Extracted records:
◆ ◆ ◆
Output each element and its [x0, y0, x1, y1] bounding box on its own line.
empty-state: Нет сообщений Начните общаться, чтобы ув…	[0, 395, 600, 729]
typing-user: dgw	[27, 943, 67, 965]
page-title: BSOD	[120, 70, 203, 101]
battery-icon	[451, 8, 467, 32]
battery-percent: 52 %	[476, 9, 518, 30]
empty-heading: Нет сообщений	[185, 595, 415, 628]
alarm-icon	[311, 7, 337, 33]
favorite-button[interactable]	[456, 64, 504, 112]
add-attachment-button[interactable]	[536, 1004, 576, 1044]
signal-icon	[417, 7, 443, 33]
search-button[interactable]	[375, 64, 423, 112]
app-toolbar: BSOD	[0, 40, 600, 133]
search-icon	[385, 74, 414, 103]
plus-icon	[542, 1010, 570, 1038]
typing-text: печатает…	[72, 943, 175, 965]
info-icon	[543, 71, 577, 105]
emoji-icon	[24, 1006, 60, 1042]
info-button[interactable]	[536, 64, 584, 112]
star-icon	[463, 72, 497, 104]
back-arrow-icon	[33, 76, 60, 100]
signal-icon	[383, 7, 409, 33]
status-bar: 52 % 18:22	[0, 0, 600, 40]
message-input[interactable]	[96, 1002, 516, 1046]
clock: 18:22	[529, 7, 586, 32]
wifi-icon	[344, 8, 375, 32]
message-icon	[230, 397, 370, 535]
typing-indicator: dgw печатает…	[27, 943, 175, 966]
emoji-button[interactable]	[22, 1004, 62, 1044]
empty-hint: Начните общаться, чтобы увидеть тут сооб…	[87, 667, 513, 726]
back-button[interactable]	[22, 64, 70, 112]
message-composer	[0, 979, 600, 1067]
◆ ◆ ◆
> GIVEN PROBLEM
Would you set down, unchanged, the stretch of the material from its start through the line containing "64, 70, 112]"?

> RESULT
Output each element and its [x0, y0, x1, y1] bounding box on its own line.
empty-state: Нет сообщений Начните общаться, чтобы ув…	[0, 395, 600, 729]
typing-user: dgw	[27, 943, 67, 965]
page-title: BSOD	[120, 70, 203, 101]
battery-icon	[451, 8, 467, 32]
battery-percent: 52 %	[476, 9, 518, 30]
empty-heading: Нет сообщений	[185, 595, 415, 628]
alarm-icon	[311, 7, 337, 33]
favorite-button[interactable]	[456, 64, 504, 112]
add-attachment-button[interactable]	[536, 1004, 576, 1044]
signal-icon	[417, 7, 443, 33]
search-button[interactable]	[375, 64, 423, 112]
app-toolbar: BSOD	[0, 40, 600, 133]
search-icon	[385, 74, 414, 103]
plus-icon	[542, 1010, 570, 1038]
typing-text: печатает…	[72, 943, 175, 965]
info-icon	[543, 71, 577, 105]
emoji-icon	[24, 1006, 60, 1042]
info-button[interactable]	[536, 64, 584, 112]
star-icon	[463, 72, 497, 104]
back-arrow-icon	[33, 76, 60, 100]
signal-icon	[383, 7, 409, 33]
status-bar: 52 % 18:22	[0, 0, 600, 40]
message-input[interactable]	[96, 1002, 516, 1046]
clock: 18:22	[529, 7, 586, 32]
wifi-icon	[344, 8, 375, 32]
message-icon	[230, 397, 370, 535]
typing-indicator: dgw печатает…	[27, 943, 175, 966]
emoji-button[interactable]	[22, 1004, 62, 1044]
empty-hint: Начните общаться, чтобы увидеть тут сооб…	[87, 667, 513, 726]
back-button[interactable]	[22, 64, 70, 112]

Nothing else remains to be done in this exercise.